● **What you will do**
Gather up all lines that carry the word "XVIII".

Stored entries
▬▬▬

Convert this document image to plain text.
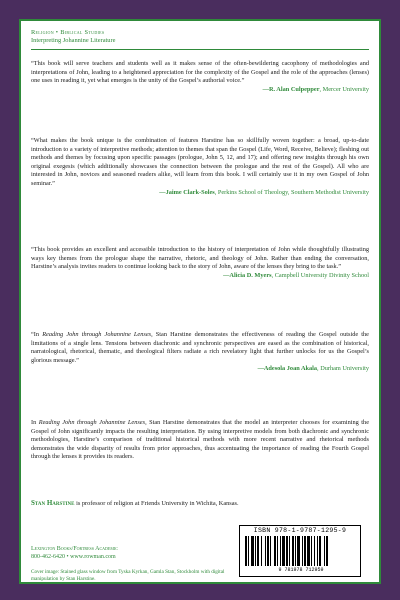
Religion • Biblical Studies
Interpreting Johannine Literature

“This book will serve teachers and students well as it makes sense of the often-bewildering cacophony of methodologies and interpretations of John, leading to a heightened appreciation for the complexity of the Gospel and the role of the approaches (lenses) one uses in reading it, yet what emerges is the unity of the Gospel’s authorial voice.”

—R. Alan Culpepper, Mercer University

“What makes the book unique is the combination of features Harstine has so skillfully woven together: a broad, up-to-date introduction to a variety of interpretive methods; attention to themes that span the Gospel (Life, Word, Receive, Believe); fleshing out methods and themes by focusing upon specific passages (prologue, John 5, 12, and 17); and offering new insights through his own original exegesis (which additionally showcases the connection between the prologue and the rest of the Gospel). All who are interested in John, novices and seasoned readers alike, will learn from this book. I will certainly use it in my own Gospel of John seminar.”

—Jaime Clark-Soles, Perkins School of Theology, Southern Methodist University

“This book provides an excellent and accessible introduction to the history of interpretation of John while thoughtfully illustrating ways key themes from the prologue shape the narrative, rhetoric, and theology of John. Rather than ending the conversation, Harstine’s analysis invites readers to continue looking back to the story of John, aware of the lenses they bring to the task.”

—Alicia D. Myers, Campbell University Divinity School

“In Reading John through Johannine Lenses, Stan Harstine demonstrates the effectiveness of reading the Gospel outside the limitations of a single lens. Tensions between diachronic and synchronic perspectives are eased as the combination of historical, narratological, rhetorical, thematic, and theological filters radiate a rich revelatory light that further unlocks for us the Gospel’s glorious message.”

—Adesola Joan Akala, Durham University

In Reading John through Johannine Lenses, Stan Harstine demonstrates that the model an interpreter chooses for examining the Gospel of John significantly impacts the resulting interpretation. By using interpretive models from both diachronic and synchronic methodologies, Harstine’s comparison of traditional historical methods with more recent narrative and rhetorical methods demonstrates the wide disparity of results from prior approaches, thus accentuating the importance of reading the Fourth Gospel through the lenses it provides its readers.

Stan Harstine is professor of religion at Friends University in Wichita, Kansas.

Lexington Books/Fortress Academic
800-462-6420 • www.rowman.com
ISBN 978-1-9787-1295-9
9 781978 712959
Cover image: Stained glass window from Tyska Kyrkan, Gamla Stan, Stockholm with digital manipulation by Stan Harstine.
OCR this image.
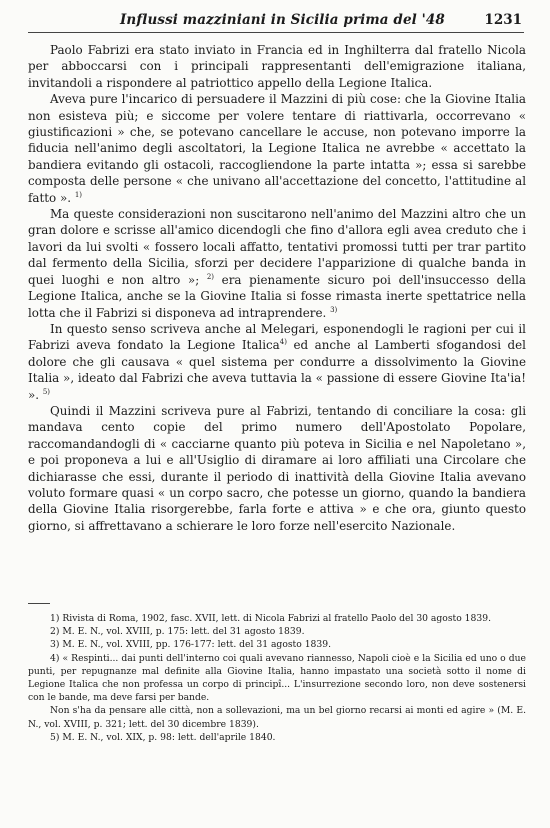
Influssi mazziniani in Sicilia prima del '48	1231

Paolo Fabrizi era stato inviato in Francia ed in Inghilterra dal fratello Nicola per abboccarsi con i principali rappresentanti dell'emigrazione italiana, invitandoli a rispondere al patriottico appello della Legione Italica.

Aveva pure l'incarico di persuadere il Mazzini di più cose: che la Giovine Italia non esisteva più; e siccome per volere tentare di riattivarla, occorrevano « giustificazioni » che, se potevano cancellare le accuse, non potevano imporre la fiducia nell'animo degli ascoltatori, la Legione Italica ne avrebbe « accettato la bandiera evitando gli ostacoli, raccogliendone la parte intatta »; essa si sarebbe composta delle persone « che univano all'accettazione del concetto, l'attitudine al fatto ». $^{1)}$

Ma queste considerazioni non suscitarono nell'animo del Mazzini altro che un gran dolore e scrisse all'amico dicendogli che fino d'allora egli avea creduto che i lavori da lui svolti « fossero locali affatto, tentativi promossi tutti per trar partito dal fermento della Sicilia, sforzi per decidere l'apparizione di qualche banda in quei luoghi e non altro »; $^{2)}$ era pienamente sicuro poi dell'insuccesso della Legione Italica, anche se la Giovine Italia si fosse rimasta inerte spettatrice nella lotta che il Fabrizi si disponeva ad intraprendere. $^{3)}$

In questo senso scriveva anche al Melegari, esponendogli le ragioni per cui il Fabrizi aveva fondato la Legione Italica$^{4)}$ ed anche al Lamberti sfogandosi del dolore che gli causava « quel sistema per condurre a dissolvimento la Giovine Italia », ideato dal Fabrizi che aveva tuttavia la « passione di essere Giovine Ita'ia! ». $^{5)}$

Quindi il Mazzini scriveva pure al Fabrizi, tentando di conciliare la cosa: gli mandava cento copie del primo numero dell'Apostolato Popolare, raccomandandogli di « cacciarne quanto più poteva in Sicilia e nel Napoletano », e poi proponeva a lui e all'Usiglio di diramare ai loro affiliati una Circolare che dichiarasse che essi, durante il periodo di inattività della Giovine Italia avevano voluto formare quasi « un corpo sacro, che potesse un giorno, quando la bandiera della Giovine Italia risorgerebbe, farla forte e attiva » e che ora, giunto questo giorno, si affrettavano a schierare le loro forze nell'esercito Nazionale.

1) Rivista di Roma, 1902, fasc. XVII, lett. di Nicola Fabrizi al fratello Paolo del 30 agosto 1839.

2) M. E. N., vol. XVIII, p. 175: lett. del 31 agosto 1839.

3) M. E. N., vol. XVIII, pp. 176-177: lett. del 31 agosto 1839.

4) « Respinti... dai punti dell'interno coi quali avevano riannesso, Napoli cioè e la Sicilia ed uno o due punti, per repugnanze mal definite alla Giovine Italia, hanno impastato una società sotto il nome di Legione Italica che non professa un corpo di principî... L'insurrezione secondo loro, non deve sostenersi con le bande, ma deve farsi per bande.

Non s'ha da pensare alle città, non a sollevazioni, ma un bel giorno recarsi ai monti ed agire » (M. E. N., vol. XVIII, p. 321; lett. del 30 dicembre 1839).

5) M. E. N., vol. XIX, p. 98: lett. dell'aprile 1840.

▬▬▬

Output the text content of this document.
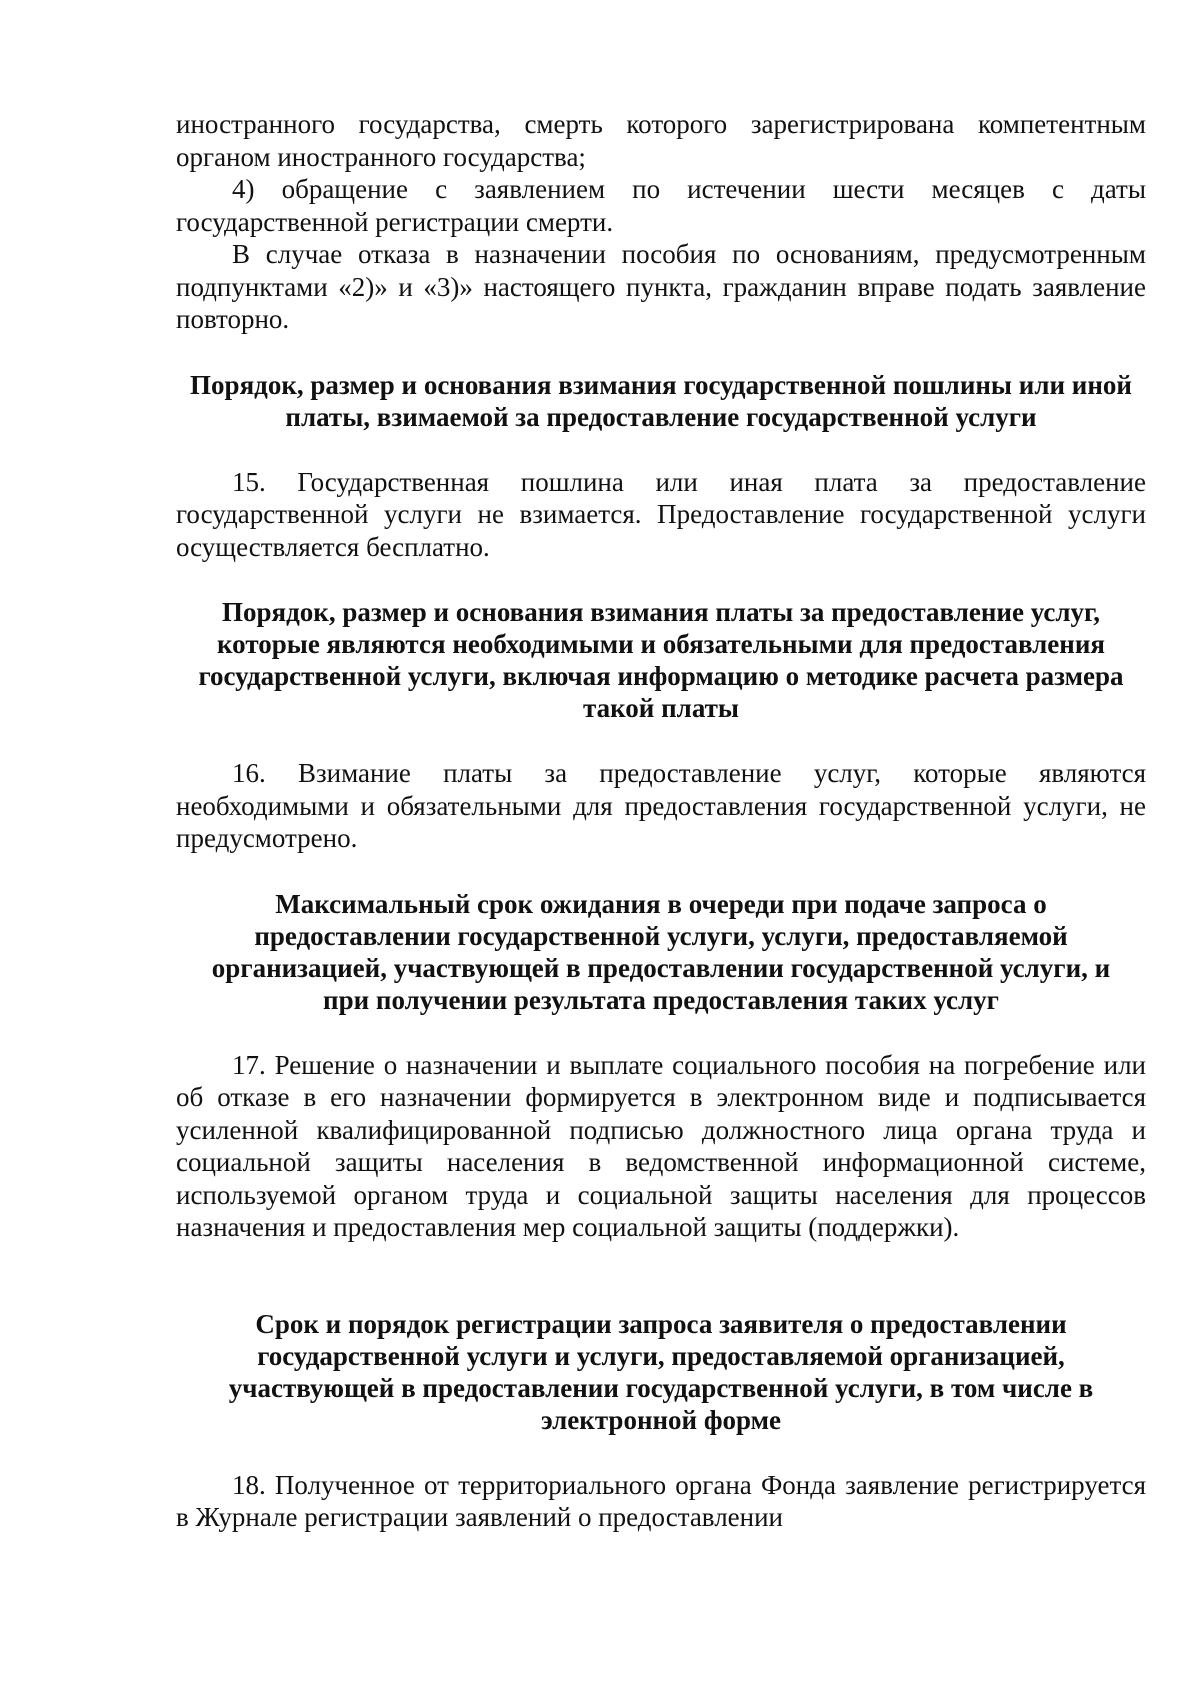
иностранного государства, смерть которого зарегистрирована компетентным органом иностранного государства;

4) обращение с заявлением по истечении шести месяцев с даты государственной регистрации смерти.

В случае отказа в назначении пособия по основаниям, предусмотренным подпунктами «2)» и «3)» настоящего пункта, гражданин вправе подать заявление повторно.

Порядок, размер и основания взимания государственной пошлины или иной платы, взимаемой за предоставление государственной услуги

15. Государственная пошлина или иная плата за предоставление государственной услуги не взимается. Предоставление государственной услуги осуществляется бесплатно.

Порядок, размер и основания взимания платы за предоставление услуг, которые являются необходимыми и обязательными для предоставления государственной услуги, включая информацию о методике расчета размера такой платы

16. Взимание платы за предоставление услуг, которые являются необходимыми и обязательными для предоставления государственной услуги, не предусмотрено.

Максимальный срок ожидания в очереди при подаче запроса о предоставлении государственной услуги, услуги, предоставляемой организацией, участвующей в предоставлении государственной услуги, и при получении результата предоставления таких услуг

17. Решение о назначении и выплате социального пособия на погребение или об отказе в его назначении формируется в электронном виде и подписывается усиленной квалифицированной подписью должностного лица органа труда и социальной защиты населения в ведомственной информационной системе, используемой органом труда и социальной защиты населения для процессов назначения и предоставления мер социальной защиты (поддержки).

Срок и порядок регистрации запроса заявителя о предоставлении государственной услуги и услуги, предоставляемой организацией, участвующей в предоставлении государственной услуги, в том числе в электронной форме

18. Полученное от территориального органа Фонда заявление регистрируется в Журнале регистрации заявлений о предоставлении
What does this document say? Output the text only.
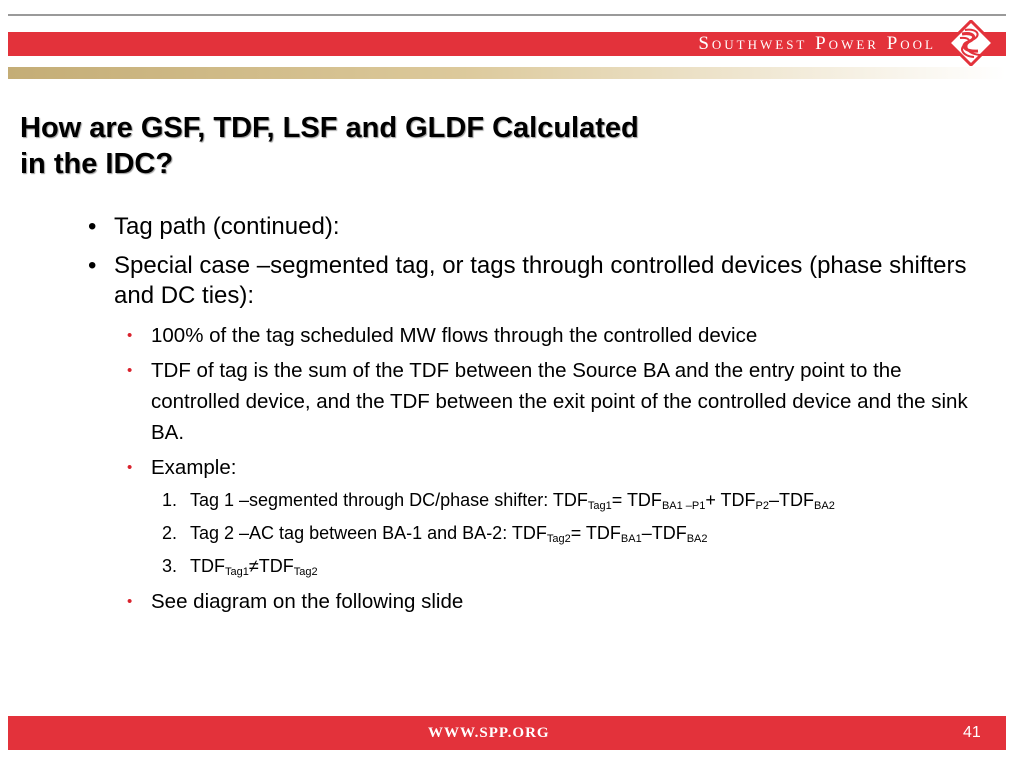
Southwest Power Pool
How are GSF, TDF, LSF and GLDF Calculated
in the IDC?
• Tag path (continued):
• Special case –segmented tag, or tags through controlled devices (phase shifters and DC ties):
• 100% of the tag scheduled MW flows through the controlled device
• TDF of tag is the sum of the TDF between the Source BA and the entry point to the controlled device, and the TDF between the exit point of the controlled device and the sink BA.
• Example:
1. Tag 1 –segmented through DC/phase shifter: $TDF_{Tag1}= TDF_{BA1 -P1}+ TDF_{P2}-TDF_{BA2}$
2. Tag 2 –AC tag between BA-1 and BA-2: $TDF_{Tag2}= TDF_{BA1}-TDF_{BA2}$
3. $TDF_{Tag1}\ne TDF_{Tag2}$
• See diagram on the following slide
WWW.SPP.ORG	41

▬▬▬

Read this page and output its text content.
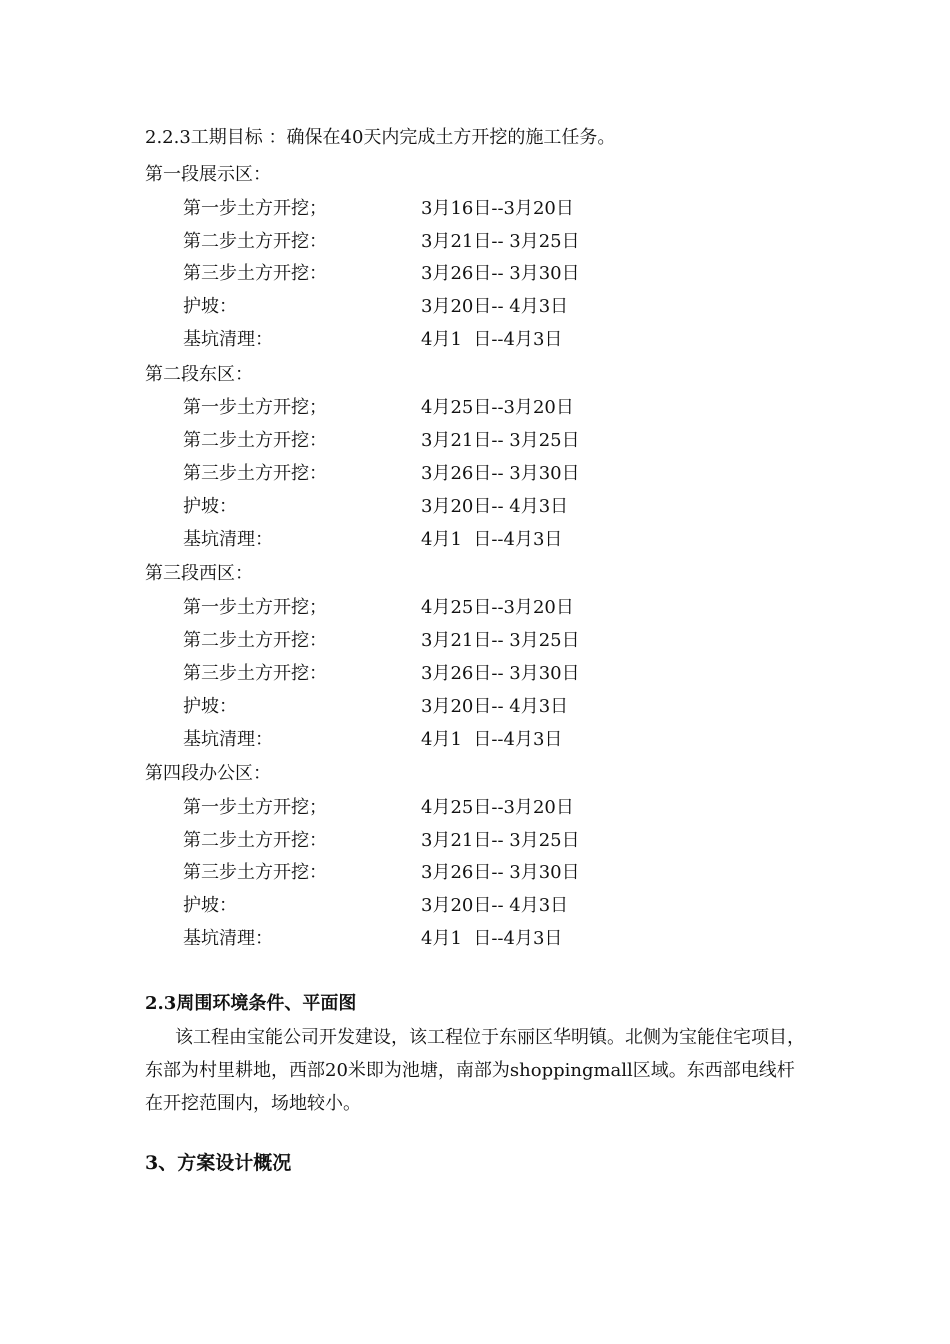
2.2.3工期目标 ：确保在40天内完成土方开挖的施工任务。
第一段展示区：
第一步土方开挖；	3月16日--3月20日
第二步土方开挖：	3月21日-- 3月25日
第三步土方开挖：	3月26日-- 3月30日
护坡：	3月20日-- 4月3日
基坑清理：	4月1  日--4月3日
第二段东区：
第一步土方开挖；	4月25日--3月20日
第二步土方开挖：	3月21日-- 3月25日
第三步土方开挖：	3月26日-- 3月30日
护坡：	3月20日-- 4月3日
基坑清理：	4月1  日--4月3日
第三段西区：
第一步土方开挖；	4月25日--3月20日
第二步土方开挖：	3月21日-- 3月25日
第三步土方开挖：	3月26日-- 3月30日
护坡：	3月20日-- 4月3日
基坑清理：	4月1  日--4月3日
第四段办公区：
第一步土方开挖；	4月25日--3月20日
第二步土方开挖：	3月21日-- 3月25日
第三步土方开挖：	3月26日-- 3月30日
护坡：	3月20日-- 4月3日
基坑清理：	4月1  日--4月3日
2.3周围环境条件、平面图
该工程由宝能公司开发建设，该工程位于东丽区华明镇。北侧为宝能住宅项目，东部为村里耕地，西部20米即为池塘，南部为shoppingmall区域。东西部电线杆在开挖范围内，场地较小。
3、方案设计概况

▬▬▬

● **Answer to this problem**
2) M. E. N., vol. XVIII, p. 175: lett. del 31 agosto 1839.
3) M. E. N., vol. XVIII, pp. 176-177: lett. del 31 agosto 1839.
Non s'ha da pensare alle città, non a sollevazioni, ma un bel giorno recarsi ai monti ed agire » (M. E. N., vol. XVIII, p. 321; lett. del 30 dicembre 1839).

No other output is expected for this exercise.